● What to work on:
Exactly reproduce the entries, dropping any pictures from your copy.

Records from a collection of figures:

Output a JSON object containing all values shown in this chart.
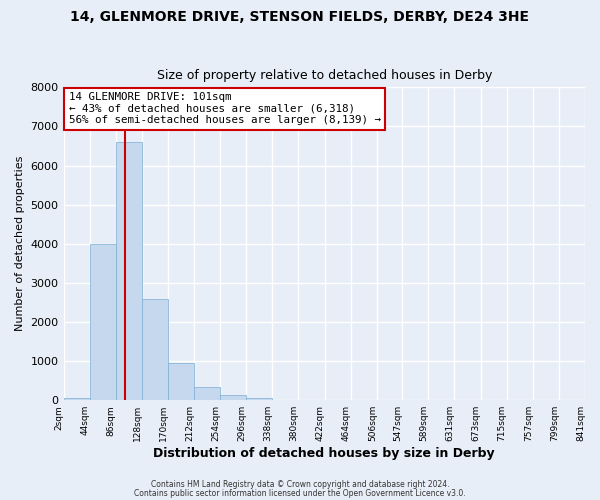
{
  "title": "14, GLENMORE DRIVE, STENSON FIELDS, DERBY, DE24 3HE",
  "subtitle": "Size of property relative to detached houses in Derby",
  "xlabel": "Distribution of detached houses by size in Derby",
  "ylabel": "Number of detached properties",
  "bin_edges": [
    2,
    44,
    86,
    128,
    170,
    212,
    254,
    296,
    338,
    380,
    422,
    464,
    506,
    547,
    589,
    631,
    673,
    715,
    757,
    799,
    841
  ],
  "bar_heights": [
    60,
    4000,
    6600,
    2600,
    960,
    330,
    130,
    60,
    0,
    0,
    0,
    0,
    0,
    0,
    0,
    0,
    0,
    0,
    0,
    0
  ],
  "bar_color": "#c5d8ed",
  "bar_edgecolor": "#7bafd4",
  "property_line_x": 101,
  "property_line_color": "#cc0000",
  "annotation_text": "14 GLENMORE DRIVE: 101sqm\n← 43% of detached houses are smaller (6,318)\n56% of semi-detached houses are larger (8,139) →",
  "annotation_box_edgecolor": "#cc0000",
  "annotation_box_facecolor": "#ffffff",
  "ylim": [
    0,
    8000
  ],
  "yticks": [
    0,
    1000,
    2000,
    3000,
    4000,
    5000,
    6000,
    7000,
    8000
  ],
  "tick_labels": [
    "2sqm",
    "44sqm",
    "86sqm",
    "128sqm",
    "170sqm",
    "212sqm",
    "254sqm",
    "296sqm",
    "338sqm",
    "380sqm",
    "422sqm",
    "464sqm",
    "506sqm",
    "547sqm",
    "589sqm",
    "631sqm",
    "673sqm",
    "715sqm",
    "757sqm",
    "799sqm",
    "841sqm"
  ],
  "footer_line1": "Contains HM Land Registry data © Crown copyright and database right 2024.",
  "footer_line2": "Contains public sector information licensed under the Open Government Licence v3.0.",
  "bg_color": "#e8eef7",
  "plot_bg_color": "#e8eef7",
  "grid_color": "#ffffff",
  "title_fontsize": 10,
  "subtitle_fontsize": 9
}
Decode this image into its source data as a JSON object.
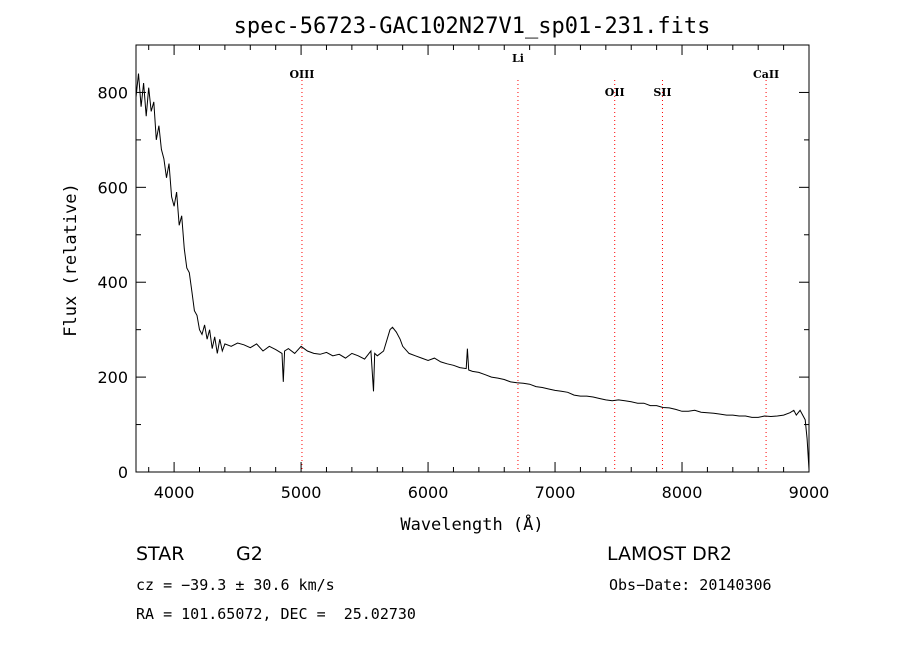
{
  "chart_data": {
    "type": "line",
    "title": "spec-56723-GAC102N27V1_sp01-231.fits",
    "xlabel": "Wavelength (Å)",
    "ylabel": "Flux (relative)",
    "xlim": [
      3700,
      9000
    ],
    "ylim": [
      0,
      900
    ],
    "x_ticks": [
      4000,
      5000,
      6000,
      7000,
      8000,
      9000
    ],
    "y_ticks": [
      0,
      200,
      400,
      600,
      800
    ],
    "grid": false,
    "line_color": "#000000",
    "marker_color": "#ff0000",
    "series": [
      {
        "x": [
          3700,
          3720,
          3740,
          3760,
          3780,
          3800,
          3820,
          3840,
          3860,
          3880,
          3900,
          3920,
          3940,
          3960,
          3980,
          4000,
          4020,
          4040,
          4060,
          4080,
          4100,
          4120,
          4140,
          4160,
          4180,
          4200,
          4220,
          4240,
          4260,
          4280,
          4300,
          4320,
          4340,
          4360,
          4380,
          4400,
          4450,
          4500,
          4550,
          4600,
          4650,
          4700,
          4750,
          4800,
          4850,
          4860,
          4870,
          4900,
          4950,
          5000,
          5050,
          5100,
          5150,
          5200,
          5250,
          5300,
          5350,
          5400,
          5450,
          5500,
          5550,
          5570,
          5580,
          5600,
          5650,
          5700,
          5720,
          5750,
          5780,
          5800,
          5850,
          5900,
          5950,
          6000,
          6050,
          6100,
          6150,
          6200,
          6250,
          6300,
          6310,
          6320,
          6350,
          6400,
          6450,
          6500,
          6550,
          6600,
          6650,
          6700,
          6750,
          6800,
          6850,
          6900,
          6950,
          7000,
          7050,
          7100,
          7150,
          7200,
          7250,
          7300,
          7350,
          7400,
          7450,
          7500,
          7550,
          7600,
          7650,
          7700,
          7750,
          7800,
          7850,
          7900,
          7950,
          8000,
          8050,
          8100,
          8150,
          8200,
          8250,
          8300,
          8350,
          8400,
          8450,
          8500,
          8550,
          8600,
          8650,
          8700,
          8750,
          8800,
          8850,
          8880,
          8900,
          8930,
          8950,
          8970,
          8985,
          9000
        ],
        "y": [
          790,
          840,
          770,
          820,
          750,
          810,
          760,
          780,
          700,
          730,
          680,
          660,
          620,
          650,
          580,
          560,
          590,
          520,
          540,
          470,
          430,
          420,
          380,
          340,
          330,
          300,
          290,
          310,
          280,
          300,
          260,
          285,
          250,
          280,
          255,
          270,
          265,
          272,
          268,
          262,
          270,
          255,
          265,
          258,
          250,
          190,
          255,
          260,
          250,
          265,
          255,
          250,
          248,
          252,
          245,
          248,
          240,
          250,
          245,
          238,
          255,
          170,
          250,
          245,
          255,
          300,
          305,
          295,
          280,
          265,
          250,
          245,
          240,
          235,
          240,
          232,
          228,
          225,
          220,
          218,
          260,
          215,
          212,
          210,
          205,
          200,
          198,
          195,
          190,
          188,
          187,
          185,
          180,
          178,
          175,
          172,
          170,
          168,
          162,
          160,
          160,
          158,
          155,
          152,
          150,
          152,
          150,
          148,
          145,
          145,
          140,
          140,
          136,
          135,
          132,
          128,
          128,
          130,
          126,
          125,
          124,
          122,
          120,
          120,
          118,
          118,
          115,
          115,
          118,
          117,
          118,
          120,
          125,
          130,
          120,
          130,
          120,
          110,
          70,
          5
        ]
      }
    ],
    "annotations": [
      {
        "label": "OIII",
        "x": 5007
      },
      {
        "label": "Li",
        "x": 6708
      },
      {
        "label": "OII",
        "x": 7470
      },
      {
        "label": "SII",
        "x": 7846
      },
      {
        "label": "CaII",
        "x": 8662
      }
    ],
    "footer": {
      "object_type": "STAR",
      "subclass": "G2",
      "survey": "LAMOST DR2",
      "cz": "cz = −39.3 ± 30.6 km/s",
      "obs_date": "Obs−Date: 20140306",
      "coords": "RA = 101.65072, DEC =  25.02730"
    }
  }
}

● Output:
Output a JSON object containing all values shown in this chart.
{
  "title": "14, GLENMORE DRIVE, STENSON FIELDS, DERBY, DE24 3HE",
  "subtitle": "Size of property relative to detached houses in Derby",
  "xlabel": "Distribution of detached houses by size in Derby",
  "ylabel": "Number of detached properties",
  "bin_edges": [
    2,
    44,
    86,
    128,
    170,
    212,
    254,
    296,
    338,
    380,
    422,
    464,
    506,
    547,
    589,
    631,
    673,
    715,
    757,
    799,
    841
  ],
  "bar_heights": [
    60,
    4000,
    6600,
    2600,
    960,
    330,
    130,
    60,
    0,
    0,
    0,
    0,
    0,
    0,
    0,
    0,
    0,
    0,
    0,
    0
  ],
  "bar_color": "#c5d8ed",
  "bar_edgecolor": "#7bafd4",
  "property_line_x": 101,
  "property_line_color": "#cc0000",
  "annotation_text": "14 GLENMORE DRIVE: 101sqm\n← 43% of detached houses are smaller (6,318)\n56% of semi-detached houses are larger (8,139) →",
  "annotation_box_edgecolor": "#cc0000",
  "annotation_box_facecolor": "#ffffff",
  "ylim": [
    0,
    8000
  ],
  "yticks": [
    0,
    1000,
    2000,
    3000,
    4000,
    5000,
    6000,
    7000,
    8000
  ],
  "tick_labels": [
    "2sqm",
    "44sqm",
    "86sqm",
    "128sqm",
    "170sqm",
    "212sqm",
    "254sqm",
    "296sqm",
    "338sqm",
    "380sqm",
    "422sqm",
    "464sqm",
    "506sqm",
    "547sqm",
    "589sqm",
    "631sqm",
    "673sqm",
    "715sqm",
    "757sqm",
    "799sqm",
    "841sqm"
  ],
  "footer_line1": "Contains HM Land Registry data © Crown copyright and database right 2024.",
  "footer_line2": "Contains public sector information licensed under the Open Government Licence v3.0.",
  "bg_color": "#e8eef7",
  "plot_bg_color": "#e8eef7",
  "grid_color": "#ffffff",
  "title_fontsize": 10,
  "subtitle_fontsize": 9
}
Decode this image into its source data as a JSON object.
{
  "chart_data": {
    "type": "line",
    "title": "spec-56723-GAC102N27V1_sp01-231.fits",
    "xlabel": "Wavelength (Å)",
    "ylabel": "Flux (relative)",
    "xlim": [
      3700,
      9000
    ],
    "ylim": [
      0,
      900
    ],
    "x_ticks": [
      4000,
      5000,
      6000,
      7000,
      8000,
      9000
    ],
    "y_ticks": [
      0,
      200,
      400,
      600,
      800
    ],
    "grid": false,
    "line_color": "#000000",
    "marker_color": "#ff0000",
    "series": [
      {
        "x": [
          3700,
          3720,
          3740,
          3760,
          3780,
          3800,
          3820,
          3840,
          3860,
          3880,
          3900,
          3920,
          3940,
          3960,
          3980,
          4000,
          4020,
          4040,
          4060,
          4080,
          4100,
          4120,
          4140,
          4160,
          4180,
          4200,
          4220,
          4240,
          4260,
          4280,
          4300,
          4320,
          4340,
          4360,
          4380,
          4400,
          4450,
          4500,
          4550,
          4600,
          4650,
          4700,
          4750,
          4800,
          4850,
          4860,
          4870,
          4900,
          4950,
          5000,
          5050,
          5100,
          5150,
          5200,
          5250,
          5300,
          5350,
          5400,
          5450,
          5500,
          5550,
          5570,
          5580,
          5600,
          5650,
          5700,
          5720,
          5750,
          5780,
          5800,
          5850,
          5900,
          5950,
          6000,
          6050,
          6100,
          6150,
          6200,
          6250,
          6300,
          6310,
          6320,
          6350,
          6400,
          6450,
          6500,
          6550,
          6600,
          6650,
          6700,
          6750,
          6800,
          6850,
          6900,
          6950,
          7000,
          7050,
          7100,
          7150,
          7200,
          7250,
          7300,
          7350,
          7400,
          7450,
          7500,
          7550,
          7600,
          7650,
          7700,
          7750,
          7800,
          7850,
          7900,
          7950,
          8000,
          8050,
          8100,
          8150,
          8200,
          8250,
          8300,
          8350,
          8400,
          8450,
          8500,
          8550,
          8600,
          8650,
          8700,
          8750,
          8800,
          8850,
          8880,
          8900,
          8930,
          8950,
          8970,
          8985,
          9000
        ],
        "y": [
          790,
          840,
          770,
          820,
          750,
          810,
          760,
          780,
          700,
          730,
          680,
          660,
          620,
          650,
          580,
          560,
          590,
          520,
          540,
          470,
          430,
          420,
          380,
          340,
          330,
          300,
          290,
          310,
          280,
          300,
          260,
          285,
          250,
          280,
          255,
          270,
          265,
          272,
          268,
          262,
          270,
          255,
          265,
          258,
          250,
          190,
          255,
          260,
          250,
          265,
          255,
          250,
          248,
          252,
          245,
          248,
          240,
          250,
          245,
          238,
          255,
          170,
          250,
          245,
          255,
          300,
          305,
          295,
          280,
          265,
          250,
          245,
          240,
          235,
          240,
          232,
          228,
          225,
          220,
          218,
          260,
          215,
          212,
          210,
          205,
          200,
          198,
          195,
          190,
          188,
          187,
          185,
          180,
          178,
          175,
          172,
          170,
          168,
          162,
          160,
          160,
          158,
          155,
          152,
          150,
          152,
          150,
          148,
          145,
          145,
          140,
          140,
          136,
          135,
          132,
          128,
          128,
          130,
          126,
          125,
          124,
          122,
          120,
          120,
          118,
          118,
          115,
          115,
          118,
          117,
          118,
          120,
          125,
          130,
          120,
          130,
          120,
          110,
          70,
          5
        ]
      }
    ],
    "annotations": [
      {
        "label": "OIII",
        "x": 5007
      },
      {
        "label": "Li",
        "x": 6708
      },
      {
        "label": "OII",
        "x": 7470
      },
      {
        "label": "SII",
        "x": 7846
      },
      {
        "label": "CaII",
        "x": 8662
      }
    ],
    "footer": {
      "object_type": "STAR",
      "subclass": "G2",
      "survey": "LAMOST DR2",
      "cz": "cz = −39.3 ± 30.6 km/s",
      "obs_date": "Obs−Date: 20140306",
      "coords": "RA = 101.65072, DEC =  25.02730"
    }
  }
}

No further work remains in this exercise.